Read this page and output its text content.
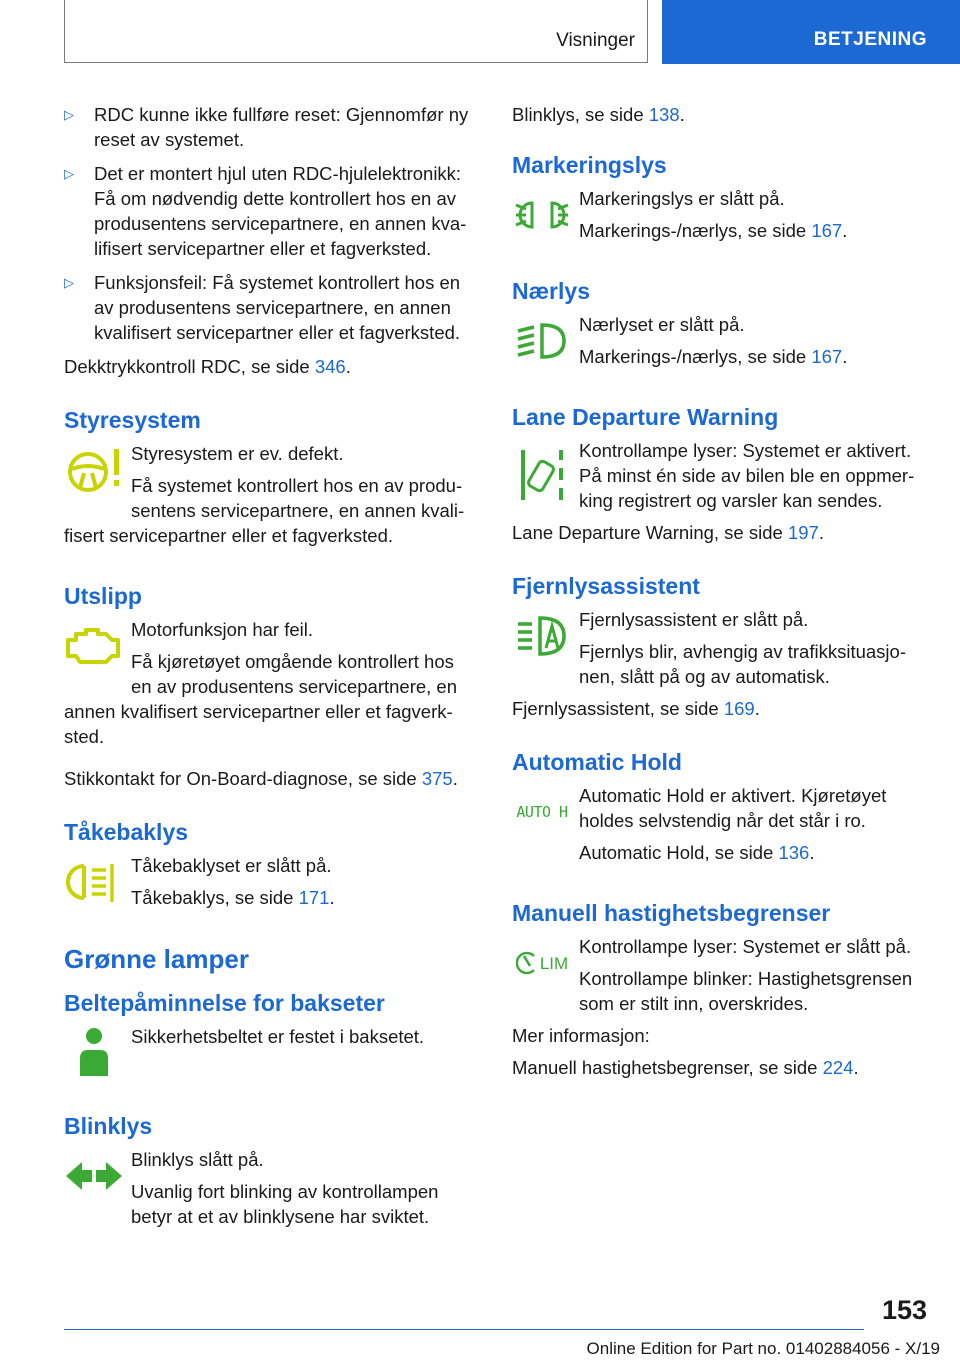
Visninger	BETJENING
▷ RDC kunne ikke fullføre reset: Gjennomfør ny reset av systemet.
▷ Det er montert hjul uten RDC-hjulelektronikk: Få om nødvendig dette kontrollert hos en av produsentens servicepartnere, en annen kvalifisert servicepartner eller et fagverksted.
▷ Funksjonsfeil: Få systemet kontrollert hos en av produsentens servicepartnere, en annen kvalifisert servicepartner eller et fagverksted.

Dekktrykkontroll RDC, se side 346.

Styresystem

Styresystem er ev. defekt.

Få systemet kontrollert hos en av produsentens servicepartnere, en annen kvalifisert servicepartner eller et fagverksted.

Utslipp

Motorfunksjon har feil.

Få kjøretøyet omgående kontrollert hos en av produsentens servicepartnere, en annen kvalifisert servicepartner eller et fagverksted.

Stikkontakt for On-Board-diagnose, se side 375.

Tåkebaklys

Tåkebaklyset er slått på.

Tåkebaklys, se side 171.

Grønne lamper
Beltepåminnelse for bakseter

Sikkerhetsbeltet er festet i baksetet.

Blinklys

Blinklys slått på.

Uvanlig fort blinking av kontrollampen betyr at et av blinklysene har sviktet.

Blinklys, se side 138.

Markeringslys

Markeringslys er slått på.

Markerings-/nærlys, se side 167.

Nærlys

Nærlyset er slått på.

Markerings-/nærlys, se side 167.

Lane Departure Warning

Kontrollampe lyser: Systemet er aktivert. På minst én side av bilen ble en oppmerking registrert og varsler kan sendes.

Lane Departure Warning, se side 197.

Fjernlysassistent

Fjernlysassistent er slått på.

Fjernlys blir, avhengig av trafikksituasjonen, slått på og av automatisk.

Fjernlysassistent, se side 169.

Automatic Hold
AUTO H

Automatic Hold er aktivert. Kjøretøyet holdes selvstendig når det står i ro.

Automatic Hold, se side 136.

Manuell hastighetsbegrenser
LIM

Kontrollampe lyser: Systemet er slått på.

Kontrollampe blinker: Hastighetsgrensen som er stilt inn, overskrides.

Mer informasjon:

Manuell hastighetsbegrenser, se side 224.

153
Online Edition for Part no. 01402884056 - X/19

- EXERCISE OBJECTIVE -
Make an exact copy of every entry above, minus the images.

- THE COMPLETED TASK -
Read this page and output its text content.
Visninger	BETJENING
▷ RDC kunne ikke fullføre reset: Gjennomfør ny reset av systemet.
▷ Det er montert hjul uten RDC-hjulelektronikk: Få om nødvendig dette kontrollert hos en av produsentens servicepartnere, en annen kvalifisert servicepartner eller et fagverksted.
▷ Funksjonsfeil: Få systemet kontrollert hos en av produsentens servicepartnere, en annen kvalifisert servicepartner eller et fagverksted.

Dekktrykkontroll RDC, se side 346.

Styresystem

Styresystem er ev. defekt.

Få systemet kontrollert hos en av produsentens servicepartnere, en annen kvalifisert servicepartner eller et fagverksted.

Utslipp

Motorfunksjon har feil.

Få kjøretøyet omgående kontrollert hos en av produsentens servicepartnere, en annen kvalifisert servicepartner eller et fagverksted.

Stikkontakt for On-Board-diagnose, se side 375.

Tåkebaklys

Tåkebaklyset er slått på.

Tåkebaklys, se side 171.

Grønne lamper
Beltepåminnelse for bakseter

Sikkerhetsbeltet er festet i baksetet.

Blinklys

Blinklys slått på.

Uvanlig fort blinking av kontrollampen betyr at et av blinklysene har sviktet.

Blinklys, se side 138.

Markeringslys

Markeringslys er slått på.

Markerings-/nærlys, se side 167.

Nærlys

Nærlyset er slått på.

Markerings-/nærlys, se side 167.

Lane Departure Warning

Kontrollampe lyser: Systemet er aktivert. På minst én side av bilen ble en oppmerking registrert og varsler kan sendes.

Lane Departure Warning, se side 197.

Fjernlysassistent

Fjernlysassistent er slått på.

Fjernlys blir, avhengig av trafikksituasjonen, slått på og av automatisk.

Fjernlysassistent, se side 169.

Automatic Hold
AUTO H

Automatic Hold er aktivert. Kjøretøyet holdes selvstendig når det står i ro.

Automatic Hold, se side 136.

Manuell hastighetsbegrenser
LIM

Kontrollampe lyser: Systemet er slått på.

Kontrollampe blinker: Hastighetsgrensen som er stilt inn, overskrides.

Mer informasjon:

Manuell hastighetsbegrenser, se side 224.

153
Online Edition for Part no. 01402884056 - X/19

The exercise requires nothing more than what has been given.